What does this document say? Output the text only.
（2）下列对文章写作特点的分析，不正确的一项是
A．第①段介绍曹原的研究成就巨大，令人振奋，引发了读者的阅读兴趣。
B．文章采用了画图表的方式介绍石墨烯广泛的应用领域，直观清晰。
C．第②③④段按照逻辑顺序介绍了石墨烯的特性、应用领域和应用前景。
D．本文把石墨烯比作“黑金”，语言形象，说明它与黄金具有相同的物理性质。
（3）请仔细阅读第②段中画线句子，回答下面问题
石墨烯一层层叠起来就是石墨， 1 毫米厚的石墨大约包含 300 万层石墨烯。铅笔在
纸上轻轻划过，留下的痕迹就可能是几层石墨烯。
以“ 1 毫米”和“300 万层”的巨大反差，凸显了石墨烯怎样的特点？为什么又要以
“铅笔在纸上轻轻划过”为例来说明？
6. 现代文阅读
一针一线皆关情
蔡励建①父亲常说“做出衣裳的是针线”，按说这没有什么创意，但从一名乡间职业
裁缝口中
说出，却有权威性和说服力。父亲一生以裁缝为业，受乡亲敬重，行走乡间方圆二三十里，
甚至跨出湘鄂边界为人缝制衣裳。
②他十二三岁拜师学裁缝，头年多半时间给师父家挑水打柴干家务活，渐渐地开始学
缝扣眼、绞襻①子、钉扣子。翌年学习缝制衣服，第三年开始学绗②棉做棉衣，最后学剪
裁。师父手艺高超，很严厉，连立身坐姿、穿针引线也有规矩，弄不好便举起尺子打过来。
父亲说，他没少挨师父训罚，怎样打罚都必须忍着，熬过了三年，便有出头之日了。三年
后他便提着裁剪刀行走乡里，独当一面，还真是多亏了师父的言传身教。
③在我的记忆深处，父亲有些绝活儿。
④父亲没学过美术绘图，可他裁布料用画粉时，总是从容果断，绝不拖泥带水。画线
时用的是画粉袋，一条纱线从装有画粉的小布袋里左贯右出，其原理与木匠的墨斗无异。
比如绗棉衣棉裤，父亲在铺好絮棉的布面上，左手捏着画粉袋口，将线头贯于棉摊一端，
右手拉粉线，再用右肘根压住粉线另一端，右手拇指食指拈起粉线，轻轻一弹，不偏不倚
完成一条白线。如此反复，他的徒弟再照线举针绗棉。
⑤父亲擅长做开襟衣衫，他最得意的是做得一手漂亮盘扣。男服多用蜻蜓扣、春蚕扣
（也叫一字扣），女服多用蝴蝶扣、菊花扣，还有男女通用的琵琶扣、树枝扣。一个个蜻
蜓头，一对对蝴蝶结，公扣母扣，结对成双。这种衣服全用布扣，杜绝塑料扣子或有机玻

==*==

## STATED GOAL
Output all of the material exactly as written.

## SOLUTION TO THE PROBLEM
What does this document say? Output the text only.
（2）下列对文章写作特点的分析，不正确的一项是
A．第①段介绍曹原的研究成就巨大，令人振奋，引发了读者的阅读兴趣。
B．文章采用了画图表的方式介绍石墨烯广泛的应用领域，直观清晰。
C．第②③④段按照逻辑顺序介绍了石墨烯的特性、应用领域和应用前景。
D．本文把石墨烯比作“黑金”，语言形象，说明它与黄金具有相同的物理性质。
（3）请仔细阅读第②段中画线句子，回答下面问题
石墨烯一层层叠起来就是石墨， 1 毫米厚的石墨大约包含 300 万层石墨烯。铅笔在
纸上轻轻划过，留下的痕迹就可能是几层石墨烯。
以“ 1 毫米”和“300 万层”的巨大反差，凸显了石墨烯怎样的特点？为什么又要以
“铅笔在纸上轻轻划过”为例来说明？
6. 现代文阅读
一针一线皆关情
蔡励建①父亲常说“做出衣裳的是针线”，按说这没有什么创意，但从一名乡间职业
裁缝口中
说出，却有权威性和说服力。父亲一生以裁缝为业，受乡亲敬重，行走乡间方圆二三十里，
甚至跨出湘鄂边界为人缝制衣裳。
②他十二三岁拜师学裁缝，头年多半时间给师父家挑水打柴干家务活，渐渐地开始学
缝扣眼、绞襻①子、钉扣子。翌年学习缝制衣服，第三年开始学绗②棉做棉衣，最后学剪
裁。师父手艺高超，很严厉，连立身坐姿、穿针引线也有规矩，弄不好便举起尺子打过来。
父亲说，他没少挨师父训罚，怎样打罚都必须忍着，熬过了三年，便有出头之日了。三年
后他便提着裁剪刀行走乡里，独当一面，还真是多亏了师父的言传身教。
③在我的记忆深处，父亲有些绝活儿。
④父亲没学过美术绘图，可他裁布料用画粉时，总是从容果断，绝不拖泥带水。画线
时用的是画粉袋，一条纱线从装有画粉的小布袋里左贯右出，其原理与木匠的墨斗无异。
比如绗棉衣棉裤，父亲在铺好絮棉的布面上，左手捏着画粉袋口，将线头贯于棉摊一端，
右手拉粉线，再用右肘根压住粉线另一端，右手拇指食指拈起粉线，轻轻一弹，不偏不倚
完成一条白线。如此反复，他的徒弟再照线举针绗棉。
⑤父亲擅长做开襟衣衫，他最得意的是做得一手漂亮盘扣。男服多用蜻蜓扣、春蚕扣
（也叫一字扣），女服多用蝴蝶扣、菊花扣，还有男女通用的琵琶扣、树枝扣。一个个蜻
蜓头，一对对蝴蝶结，公扣母扣，结对成双。这种衣服全用布扣，杜绝塑料扣子或有机玻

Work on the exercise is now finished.